§ DATA RECORDS:
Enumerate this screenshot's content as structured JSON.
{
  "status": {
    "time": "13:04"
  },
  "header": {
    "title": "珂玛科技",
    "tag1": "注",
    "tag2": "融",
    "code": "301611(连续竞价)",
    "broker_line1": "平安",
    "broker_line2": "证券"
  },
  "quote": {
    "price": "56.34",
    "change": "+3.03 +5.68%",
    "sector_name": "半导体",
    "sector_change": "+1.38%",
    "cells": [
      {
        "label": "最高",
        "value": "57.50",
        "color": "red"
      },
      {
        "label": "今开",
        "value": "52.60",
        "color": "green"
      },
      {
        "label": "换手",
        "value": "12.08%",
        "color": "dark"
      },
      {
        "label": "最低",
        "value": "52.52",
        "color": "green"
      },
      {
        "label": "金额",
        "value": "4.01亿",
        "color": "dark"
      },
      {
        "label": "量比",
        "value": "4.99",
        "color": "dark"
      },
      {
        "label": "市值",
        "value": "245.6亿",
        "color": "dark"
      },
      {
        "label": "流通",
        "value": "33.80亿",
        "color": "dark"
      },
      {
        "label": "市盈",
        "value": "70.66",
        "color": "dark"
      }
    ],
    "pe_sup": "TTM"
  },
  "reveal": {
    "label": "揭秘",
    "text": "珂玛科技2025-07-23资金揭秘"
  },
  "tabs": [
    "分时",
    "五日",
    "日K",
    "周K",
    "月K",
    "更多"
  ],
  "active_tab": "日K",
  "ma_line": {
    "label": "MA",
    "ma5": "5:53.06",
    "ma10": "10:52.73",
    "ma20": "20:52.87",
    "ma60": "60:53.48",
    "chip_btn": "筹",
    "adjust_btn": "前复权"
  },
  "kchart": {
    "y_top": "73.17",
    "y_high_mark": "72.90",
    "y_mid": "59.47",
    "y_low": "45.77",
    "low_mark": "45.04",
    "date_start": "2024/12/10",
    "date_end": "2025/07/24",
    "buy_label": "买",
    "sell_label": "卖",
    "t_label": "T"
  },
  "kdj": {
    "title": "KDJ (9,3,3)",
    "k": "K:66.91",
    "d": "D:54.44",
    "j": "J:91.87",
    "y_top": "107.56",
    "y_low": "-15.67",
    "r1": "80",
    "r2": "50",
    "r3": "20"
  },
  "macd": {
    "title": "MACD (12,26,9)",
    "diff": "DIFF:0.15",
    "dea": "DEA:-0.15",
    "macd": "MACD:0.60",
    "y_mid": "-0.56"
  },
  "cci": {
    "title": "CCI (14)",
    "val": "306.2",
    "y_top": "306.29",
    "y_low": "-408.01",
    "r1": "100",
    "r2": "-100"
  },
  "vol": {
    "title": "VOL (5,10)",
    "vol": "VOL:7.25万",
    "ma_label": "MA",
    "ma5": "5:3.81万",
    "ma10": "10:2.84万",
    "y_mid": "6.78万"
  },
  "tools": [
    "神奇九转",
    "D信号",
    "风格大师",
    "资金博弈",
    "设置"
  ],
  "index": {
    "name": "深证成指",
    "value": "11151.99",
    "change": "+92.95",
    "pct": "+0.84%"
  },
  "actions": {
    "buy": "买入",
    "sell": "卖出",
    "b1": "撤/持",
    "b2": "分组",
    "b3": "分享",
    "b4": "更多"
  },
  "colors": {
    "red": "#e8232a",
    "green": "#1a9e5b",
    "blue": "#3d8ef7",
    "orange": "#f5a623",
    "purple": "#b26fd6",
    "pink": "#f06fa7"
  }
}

§ SHORT PROBLEM:
All of the entries should be written out again exactly.

§ RESPONSE TO THIS TASK:
Enumerate this screenshot's content as structured JSON.
{
  "status": {
    "time": "13:04"
  },
  "header": {
    "title": "珂玛科技",
    "tag1": "注",
    "tag2": "融",
    "code": "301611(连续竞价)",
    "broker_line1": "平安",
    "broker_line2": "证券"
  },
  "quote": {
    "price": "56.34",
    "change": "+3.03 +5.68%",
    "sector_name": "半导体",
    "sector_change": "+1.38%",
    "cells": [
      {
        "label": "最高",
        "value": "57.50",
        "color": "red"
      },
      {
        "label": "今开",
        "value": "52.60",
        "color": "green"
      },
      {
        "label": "换手",
        "value": "12.08%",
        "color": "dark"
      },
      {
        "label": "最低",
        "value": "52.52",
        "color": "green"
      },
      {
        "label": "金额",
        "value": "4.01亿",
        "color": "dark"
      },
      {
        "label": "量比",
        "value": "4.99",
        "color": "dark"
      },
      {
        "label": "市值",
        "value": "245.6亿",
        "color": "dark"
      },
      {
        "label": "流通",
        "value": "33.80亿",
        "color": "dark"
      },
      {
        "label": "市盈",
        "value": "70.66",
        "color": "dark"
      }
    ],
    "pe_sup": "TTM"
  },
  "reveal": {
    "label": "揭秘",
    "text": "珂玛科技2025-07-23资金揭秘"
  },
  "tabs": [
    "分时",
    "五日",
    "日K",
    "周K",
    "月K",
    "更多"
  ],
  "active_tab": "日K",
  "ma_line": {
    "label": "MA",
    "ma5": "5:53.06",
    "ma10": "10:52.73",
    "ma20": "20:52.87",
    "ma60": "60:53.48",
    "chip_btn": "筹",
    "adjust_btn": "前复权"
  },
  "kchart": {
    "y_top": "73.17",
    "y_high_mark": "72.90",
    "y_mid": "59.47",
    "y_low": "45.77",
    "low_mark": "45.04",
    "date_start": "2024/12/10",
    "date_end": "2025/07/24",
    "buy_label": "买",
    "sell_label": "卖",
    "t_label": "T"
  },
  "kdj": {
    "title": "KDJ (9,3,3)",
    "k": "K:66.91",
    "d": "D:54.44",
    "j": "J:91.87",
    "y_top": "107.56",
    "y_low": "-15.67",
    "r1": "80",
    "r2": "50",
    "r3": "20"
  },
  "macd": {
    "title": "MACD (12,26,9)",
    "diff": "DIFF:0.15",
    "dea": "DEA:-0.15",
    "macd": "MACD:0.60",
    "y_mid": "-0.56"
  },
  "cci": {
    "title": "CCI (14)",
    "val": "306.2",
    "y_top": "306.29",
    "y_low": "-408.01",
    "r1": "100",
    "r2": "-100"
  },
  "vol": {
    "title": "VOL (5,10)",
    "vol": "VOL:7.25万",
    "ma_label": "MA",
    "ma5": "5:3.81万",
    "ma10": "10:2.84万",
    "y_mid": "6.78万"
  },
  "tools": [
    "神奇九转",
    "D信号",
    "风格大师",
    "资金博弈",
    "设置"
  ],
  "index": {
    "name": "深证成指",
    "value": "11151.99",
    "change": "+92.95",
    "pct": "+0.84%"
  },
  "actions": {
    "buy": "买入",
    "sell": "卖出",
    "b1": "撤/持",
    "b2": "分组",
    "b3": "分享",
    "b4": "更多"
  },
  "colors": {
    "red": "#e8232a",
    "green": "#1a9e5b",
    "blue": "#3d8ef7",
    "orange": "#f5a623",
    "purple": "#b26fd6",
    "pink": "#f06fa7"
  }
}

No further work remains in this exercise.